MATERIAL TO PROCESS ::
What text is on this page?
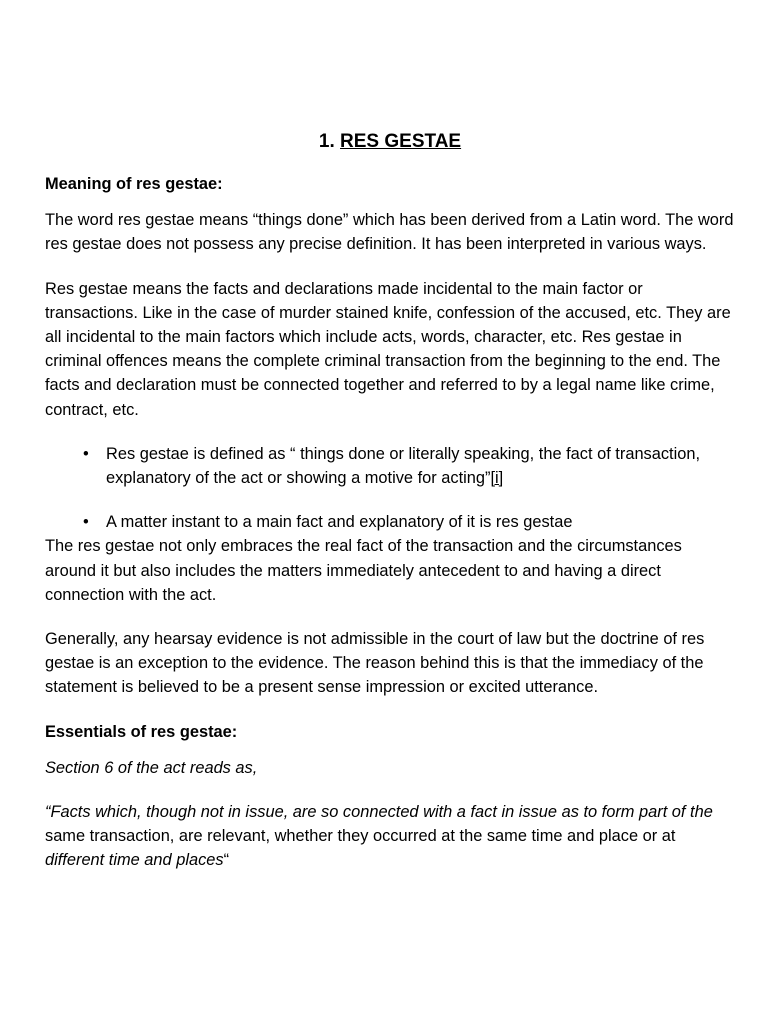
1. RES GESTAE
Meaning of res gestae:

The word res gestae means “things done” which has been derived from a Latin word. The word res gestae does not possess any precise definition. It has been interpreted in various ways.

Res gestae means the facts and declarations made incidental to the main factor or transactions. Like in the case of murder stained knife, confession of the accused, etc. They are all incidental to the main factors which include acts, words, character, etc. Res gestae in criminal offences means the complete criminal transaction from the beginning to the end. The facts and declaration must be connected together and referred to by a legal name like crime, contract, etc.

• Res gestae is defined as “ things done or literally speaking, the fact of transaction, explanatory of the act or showing a motive for acting”[i]
• A matter instant to a main fact and explanatory of it is res gestae

The res gestae not only embraces the real fact of the transaction and the circumstances around it but also includes the matters immediately antecedent to and having a direct connection with the act.

Generally, any hearsay evidence is not admissible in the court of law but the doctrine of res gestae is an exception to the evidence. The reason behind this is that the immediacy of the statement is believed to be a present sense impression or excited utterance.

Essentials of res gestae:

Section 6 of the act reads as,

“Facts which, though not in issue, are so connected with a fact in issue as to form part of the same transaction, are relevant, whether they occurred at the same time and place or at different time and places“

SHORT PROBLEM :: For the listing above, identify each line bearing "done".

EXERCISE RESPONSE ::
The word res gestae means “things done” which has been derived from a Latin word. The word res gestae does not possess any precise definition. It has been interpreted in various ways.
• Res gestae is defined as “ things done or literally speaking, the fact of transaction, explanatory of the act or showing a motive for acting”[i]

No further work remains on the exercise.